▸ Document excerpt
Tombstone is beautiful at night when the lights flicker on and coolness settles. Perched at 4,500 feet in elevation,Tombstone has summer evenings as delicious as a fresh-picked peach. Buskers stake out hunks of boardwalk and entertain passersby. The Arthritis Brothers play old-time fiddle and banjo. Johnny Bones rattles away on his rib-bone castanets, a rhythm instrument popular during the 1880s.

I linger in the waning light, near the spot where Buckskin Frank Leslie gunned down Billy Claiborne, when the spitting image of Doc Holliday strolls past. He is elegantly dressed and carries a gold-capped walking stick in his left hand. A pearl-handled pistol is tucked in his waistband. He touches the brim of his hat politely to a group of ladies standing nearby, then disappears into the shadows.

For an evening, Tombstone has regained the ability to transport visitors to another era. That's always been its most potent charm.

Find the reporter at www.rogernaylor.com.

Tombstone

Getting there: From central Phoenix, take Interstate 10 east past Tucson to Benson. Go south on State Route 80 (Exit 303) to Tombstone. It's about 180 miles one way.

Tombstone at Twilight: 5-8 p.m. on the fourth Saturday of each month. The May 23 installment also is the first day of Wyatt Earp Days. This annual event is May 23-25 and features gunfights, hangings, an 1880s fashion show, chili cook-off, Wyatt Earp-lookalike contest and more.

Details: 520-266-5266, www.wyattearpdays.com.

Sister Paranormal Investigators: The only negative about Tombstone at Twilight is that it's just once a month. The rest of the time, most businesses close in the afternoon. But that's beginning to change thanks to a rising interest in the paranormal. With violence claiming so many of Tombstone's early residents, it's no wonder that ghostly tales waft through the town. Sister Paranormal Investigators is one of the newest additions to the supernatural scene. Sisters in period dress host nightly investigations inside Watt & Tarbell Undertakers, which served as Tombstone's morgue back in its violent heyday. Modern ghost-hunting equipment is used to detect unearthly visitors. Much of the old building remains intact, including the mortician's drain where bodies were prepared for embalming.

▸ Brief 1
Reproduce the stretch of the Tombstone travel article from "Getting there: From" through "Details: 520-266-5266, www.wyattearpdays.com.", substituting "second Saturday" for "fourth Saturday".
▸ Brief 2
Proceed with the Tombstone travel article, picking up right after its final sentence.

▸ Listed entries
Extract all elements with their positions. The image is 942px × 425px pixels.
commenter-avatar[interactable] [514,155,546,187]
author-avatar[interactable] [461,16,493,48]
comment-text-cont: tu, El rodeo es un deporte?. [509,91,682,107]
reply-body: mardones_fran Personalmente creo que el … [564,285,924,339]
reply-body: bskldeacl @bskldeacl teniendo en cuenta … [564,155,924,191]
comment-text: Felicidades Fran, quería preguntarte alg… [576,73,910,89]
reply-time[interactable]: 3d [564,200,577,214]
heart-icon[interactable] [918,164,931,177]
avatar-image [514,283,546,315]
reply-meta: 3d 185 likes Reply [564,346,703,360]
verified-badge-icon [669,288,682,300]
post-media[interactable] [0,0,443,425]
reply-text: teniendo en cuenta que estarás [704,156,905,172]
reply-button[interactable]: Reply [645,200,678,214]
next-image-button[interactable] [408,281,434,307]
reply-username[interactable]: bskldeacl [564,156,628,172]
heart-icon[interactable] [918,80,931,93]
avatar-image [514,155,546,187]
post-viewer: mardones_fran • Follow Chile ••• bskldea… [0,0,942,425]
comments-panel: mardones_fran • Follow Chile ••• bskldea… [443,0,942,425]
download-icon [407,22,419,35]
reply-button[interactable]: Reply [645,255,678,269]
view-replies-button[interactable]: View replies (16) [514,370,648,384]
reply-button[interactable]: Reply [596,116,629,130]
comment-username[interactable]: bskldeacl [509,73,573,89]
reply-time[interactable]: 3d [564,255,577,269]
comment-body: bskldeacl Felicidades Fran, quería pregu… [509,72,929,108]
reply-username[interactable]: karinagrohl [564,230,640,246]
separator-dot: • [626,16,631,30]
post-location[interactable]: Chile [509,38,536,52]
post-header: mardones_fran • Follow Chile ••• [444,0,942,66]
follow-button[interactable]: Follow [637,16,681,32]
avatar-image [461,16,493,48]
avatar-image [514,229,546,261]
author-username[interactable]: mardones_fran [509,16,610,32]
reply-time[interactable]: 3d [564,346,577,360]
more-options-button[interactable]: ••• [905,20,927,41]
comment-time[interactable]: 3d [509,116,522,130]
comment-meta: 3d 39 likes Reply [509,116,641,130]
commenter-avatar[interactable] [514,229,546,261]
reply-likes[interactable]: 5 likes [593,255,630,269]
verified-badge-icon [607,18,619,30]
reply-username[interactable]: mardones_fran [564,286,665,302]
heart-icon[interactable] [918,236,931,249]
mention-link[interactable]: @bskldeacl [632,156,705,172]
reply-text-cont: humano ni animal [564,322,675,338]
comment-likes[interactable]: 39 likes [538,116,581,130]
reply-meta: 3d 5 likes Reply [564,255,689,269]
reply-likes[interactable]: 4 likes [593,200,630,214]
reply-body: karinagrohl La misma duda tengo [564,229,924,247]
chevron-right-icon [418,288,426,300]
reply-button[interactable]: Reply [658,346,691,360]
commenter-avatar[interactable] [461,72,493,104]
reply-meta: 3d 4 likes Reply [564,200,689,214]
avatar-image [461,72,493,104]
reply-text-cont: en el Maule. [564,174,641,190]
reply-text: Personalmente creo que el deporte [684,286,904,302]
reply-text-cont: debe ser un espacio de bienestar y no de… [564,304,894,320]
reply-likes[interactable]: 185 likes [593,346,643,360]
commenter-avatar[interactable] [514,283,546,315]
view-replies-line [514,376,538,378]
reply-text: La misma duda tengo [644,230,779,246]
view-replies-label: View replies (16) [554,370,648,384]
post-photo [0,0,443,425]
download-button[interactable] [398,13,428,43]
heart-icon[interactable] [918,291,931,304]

▸ Output 1
Getting there: From central Phoenix, take Interstate 10 east past Tucson to Benson. Go south on State Route 80 (Exit 303) to Tombstone. It's about 180 miles one way.

Tombstone at Twilight: 5-8 p.m. on the second Saturday of each month. The May 23 installment also is the first day of Wyatt Earp Days. This annual event is May 23-25 and features gunfights, hangings, an 1880s fashion show, chili cook-off, Wyatt Earp-lookalike contest and more.

Details: 520-266-5266, www.wyattearpdays.com.

▸ Output 2
Details: 521 E. Allen St. $20, $12 for ages 8-12. Children younger than 8 and pregnant women are not allowed. 520-457-7385, www.facebook.com/SisterParanormalInvestigators.

Bird Cage Theatre: Here is an incredible glimpse at Western history. The combination theater, saloon, gambling hall and brothel was sealed up in 1889 and left undisturbed until 1934, so there's much that is still original. You can wander at your own pace during the day, studying the dusty artifacts and sticking fingers in some of the 120-plus bullet holes that aerate the building. Ghost tours also are offered. A family-friendly version (12 and older) starts at 6:30 p.m. A scarier version (18 and older) begins at 8. Call for details and reservations.

Details: 535 E. Allen St. $10, $8 for ages 8-18. 800-457-3423, www.tombstonebirdcage.com.

Gunfighter and Ghost Tour: Participants walk through town, visiting scenes of violence and mayhem. Guides stop at some of Tombstone's most haunted spots and spin tales of the blood that was spilled in the streets in such quantities it was said that Tombstone "had a man for breakfast" every day.

Details: Buy tickets at Big Nose Kate's Saloon, 417 E. Allen St. $20, $10 for age 12 and younger. 520-255-0474, www.tombstone-ghost.com.

Gunfighter Hall of Fame: In keeping with a return to authenticity, this attraction opened in February. The building houses the collection of Richard Ignarski. For 30 years, Ignarski accumulated memorabilia of outlaws and lawmen of the Old West. Guns, badges, clothing and personal items are displayed with hundreds of historical photographs. Tombstone characters are well-represented, but so are other legendary figures including Wild Bill Hickok, Frank and Jesse James, Wes Hardin and Billy the Kid. Exhibits also cover lesser-known shootists with stories so intriguing you'll want to learn more. If you're a history buff, expect to spend plenty of time here.

Details: 395 E. Toughnut St. $8; go to the visitor center for a $1-off coupon.

Tombstone Visitor Center: 383 E. Allen St. 520-457-3929, www.tombstonechamber.com.